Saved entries
_ _ _
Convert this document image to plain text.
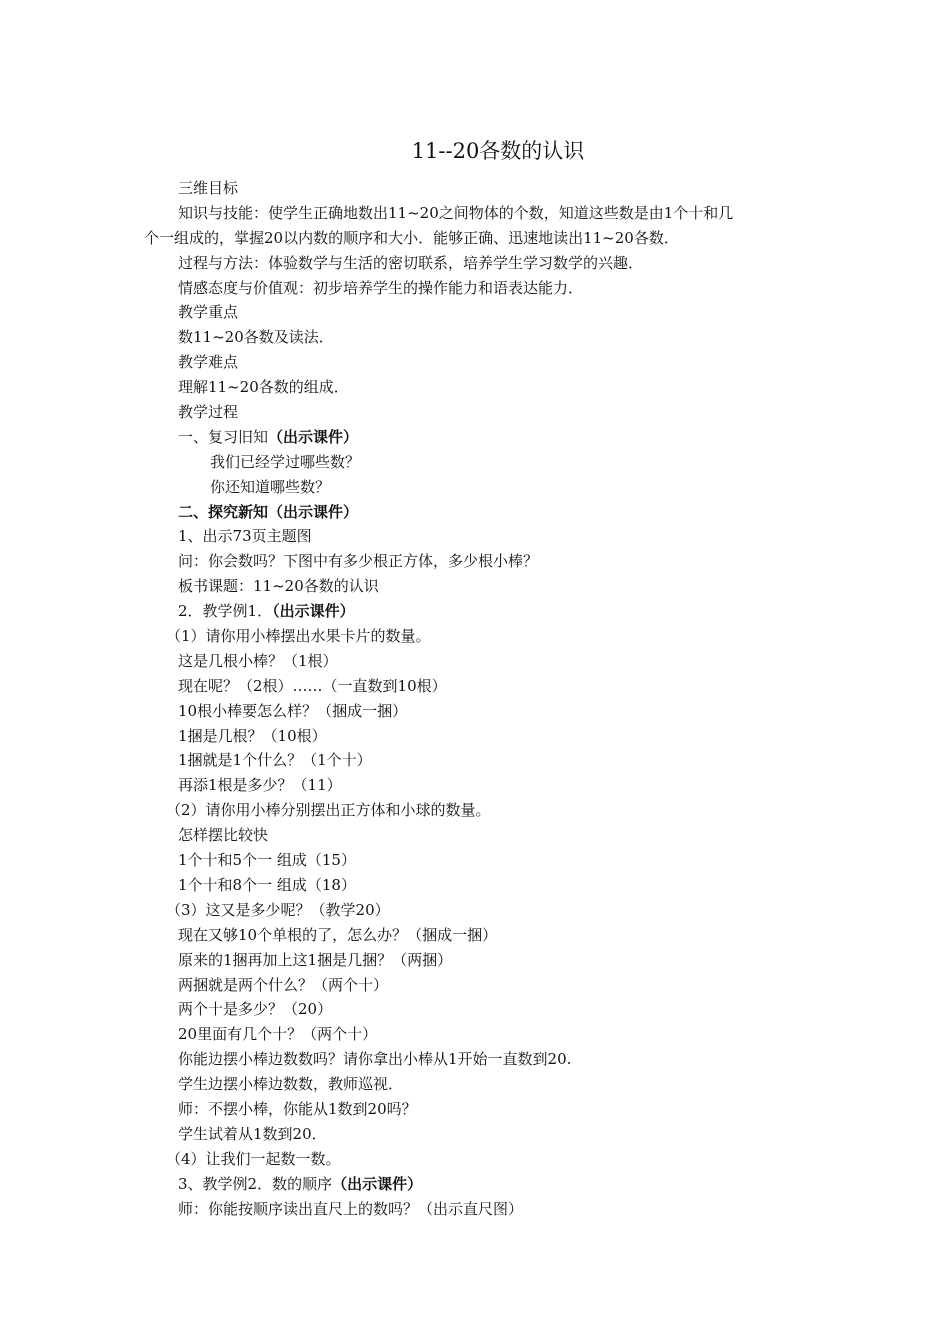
11--20各数的认识
三维目标
知识与技能：使学生正确地数出11~20之间物体的个数，知道这些数是由1个十和几
个一组成的，掌握20以内数的顺序和大小．能够正确、迅速地读出11~20各数．
过程与方法：体验数学与生活的密切联系，培养学生学习数学的兴趣．
情感态度与价值观：初步培养学生的操作能力和语表达能力．
教学重点
数11~20各数及读法．
教学难点
理解11~20各数的组成．
教学过程
一、复习旧知（出示课件）
我们已经学过哪些数？
你还知道哪些数？
二、探究新知（出示课件）
1、出示73页主题图
问：你会数吗？下图中有多少根正方体，多少根小棒？
板书课题：11~20各数的认识
2．教学例1．（出示课件）
（1）请你用小棒摆出水果卡片的数量。
这是几根小棒？（1根）
现在呢？（2根）……（一直数到10根）
10根小棒要怎么样？（捆成一捆）
1捆是几根？（10根）
1捆就是1个什么？（1个十）
再添1根是多少？（11）
（2）请你用小棒分别摆出正方体和小球的数量。
怎样摆比较快
1个十和5个一 组成（15）
1个十和8个一 组成（18）
（3）这又是多少呢？（教学20）
现在又够10个单根的了，怎么办？（捆成一捆）
原来的1捆再加上这1捆是几捆？（两捆）
两捆就是两个什么？（两个十）
两个十是多少？（20）
20里面有几个十？（两个十）
你能边摆小棒边数数吗？请你拿出小棒从1开始一直数到20.
学生边摆小棒边数数，教师巡视．
师：不摆小棒，你能从1数到20吗？
学生试着从1数到20．
（4）让我们一起数一数。
3、教学例2．数的顺序（出示课件）
师：你能按顺序读出直尺上的数吗？（出示直尺图）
_ _ _
● **Work to do**: Say how many lines in the records hold "捆成一捆", with the number as the whole reply.

● **Finished exercise**: 2